━━ Document extract

This invention relates generally to flip-flop circuits, and more particularly to a flip-flop circuit which comprises a plurality of MOS field effect transistors (abbreviated hereinafter as MOSFET's) and resistors and which is featured by a small drive power requirement, small power consumption and reliable transition between an on state and an off state.
Prior art flip-flop circuits and typically composed of, for example, bipolar transistors and resistors or MOSFET's and resistors as described at pages 134 to 135 of a book entitled "Shusekikairo no Kaiseki to Sekkei" (Analysis and Design of Integrated Circuits) published on Apr. 1, 1969 by Kindai Kagakusha Publishing Company in Japan. Such flip-flop circuits are widely used for memories and logic elements of modern electronic circuits and for driving switching elements of modern electronic circuits.

━━━━
━━ Extracted entries

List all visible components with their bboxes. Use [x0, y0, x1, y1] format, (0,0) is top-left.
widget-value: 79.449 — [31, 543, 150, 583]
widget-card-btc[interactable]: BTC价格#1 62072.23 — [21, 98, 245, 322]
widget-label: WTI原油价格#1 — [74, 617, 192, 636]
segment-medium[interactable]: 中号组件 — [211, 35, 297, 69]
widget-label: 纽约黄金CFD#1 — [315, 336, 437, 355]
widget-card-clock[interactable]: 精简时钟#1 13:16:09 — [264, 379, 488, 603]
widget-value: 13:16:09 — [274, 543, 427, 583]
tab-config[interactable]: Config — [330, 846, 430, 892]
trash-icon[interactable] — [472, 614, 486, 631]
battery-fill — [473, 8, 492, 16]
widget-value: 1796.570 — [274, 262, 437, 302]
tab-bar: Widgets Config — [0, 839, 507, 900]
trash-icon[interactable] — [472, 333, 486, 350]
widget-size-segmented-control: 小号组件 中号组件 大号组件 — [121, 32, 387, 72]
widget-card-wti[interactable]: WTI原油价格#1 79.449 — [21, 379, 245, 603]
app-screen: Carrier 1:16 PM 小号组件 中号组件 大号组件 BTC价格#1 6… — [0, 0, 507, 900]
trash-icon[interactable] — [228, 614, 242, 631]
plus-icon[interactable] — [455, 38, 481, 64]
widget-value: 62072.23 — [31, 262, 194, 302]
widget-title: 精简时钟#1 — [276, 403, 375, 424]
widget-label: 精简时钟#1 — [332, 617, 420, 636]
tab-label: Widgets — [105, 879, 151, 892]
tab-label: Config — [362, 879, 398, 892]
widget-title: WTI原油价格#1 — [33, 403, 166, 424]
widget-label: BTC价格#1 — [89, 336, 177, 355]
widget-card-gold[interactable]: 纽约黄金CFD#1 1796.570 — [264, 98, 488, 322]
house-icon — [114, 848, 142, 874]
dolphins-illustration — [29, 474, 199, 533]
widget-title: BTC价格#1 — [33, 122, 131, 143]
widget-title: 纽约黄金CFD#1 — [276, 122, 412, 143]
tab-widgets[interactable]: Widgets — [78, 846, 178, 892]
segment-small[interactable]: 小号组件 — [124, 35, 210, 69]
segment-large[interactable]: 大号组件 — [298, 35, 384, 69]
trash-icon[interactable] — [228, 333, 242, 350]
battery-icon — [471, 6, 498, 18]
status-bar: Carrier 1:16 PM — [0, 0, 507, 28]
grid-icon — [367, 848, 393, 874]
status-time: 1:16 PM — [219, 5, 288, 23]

━━━━

*Work task A:* Decide whether each statement agrees with the flip-flop circuit text, and back each yes or no with the deciding words from the text, quoted exactly: (i) the circuit of the invention is built from MOSFET's and resistors; (ii) the book cited in the text came out in 1972; (iii) flip-flop circuits are used for memories.
*Work task B:* According to the flip-flop circuit text, which company published the book "Shusekikairo no Kaiseki to Sekkei"?
*Work task C:* Carry on the flip-flop circuit text from its last sentence.
The rows play no part in what comes next and can be set aside.

*Answer box A:*
(i) Yes: "comprises a plurality of MOS field effect transistors (abbreviated hereinafter as MOSFET's) and resistors"
(ii) No: "published on Apr. 1, 1969"
(iii) Yes: "widely used for memories and logic elements of modern electronic circuits"

*Answer box B:* Kindai Kagakusha Publishing Company in Japan.

*Answer box C:*
FIG. 1 shows a basic form of a prior art, flip-flop circuit composed of bipolar transistors and resistors. A flip-flop circuit can be formed by an interconnection of a pair of logic circuits, and in the structure shown in FIG. 1, a first bipolar transistor 20 and a second bipolar transistor 21 are interconnected. The interconnected first and second transistors 20 and 21 cannot simultaneously take their on or off state. When the first transistor 20 is in its on state, an "L" level appears at a first output terminal O.sub.1, while an "H" level appears at a second output terminal O.sub.2. When a pulse signal is applied to a second input terminal IN.sub.2 in the above state of the circuit, the collector-emitter voltage of a fourth transistor 22 decreases to turn off the first transistor 20, and the second transistor 21 is turned on in turn. Accordingly, an "H" level appears at the first output terminal O.sub.1, while an "L" level appears at the second output terminal O.sub.2. An inverse operation to that described above occurs when a pulse signal is then applied to a first input terminal IN.sub.1. Thus, the states of the output terminals O.sub.1 and O.sub.2 can be inverted by application of a pulse signal to the input terminal IN.sub.1 or IN.sub.2. However, the prior art flip-flop circuit shown in FIG. 1 has the following problems:
(1) The power consumption of the flip-flop circuit itself is large due to a continuous flow of current through either the transistor 20 or 21. PA1 (2) Large drive power is required since bipolar transistors are used to form the flip-flop circuit. PA1 (3) The signal--receiving transistor 19 or 22 requires large drive power in order to cause the transition of one of the interconnected transistors 20 and 21 from its on state to its off state.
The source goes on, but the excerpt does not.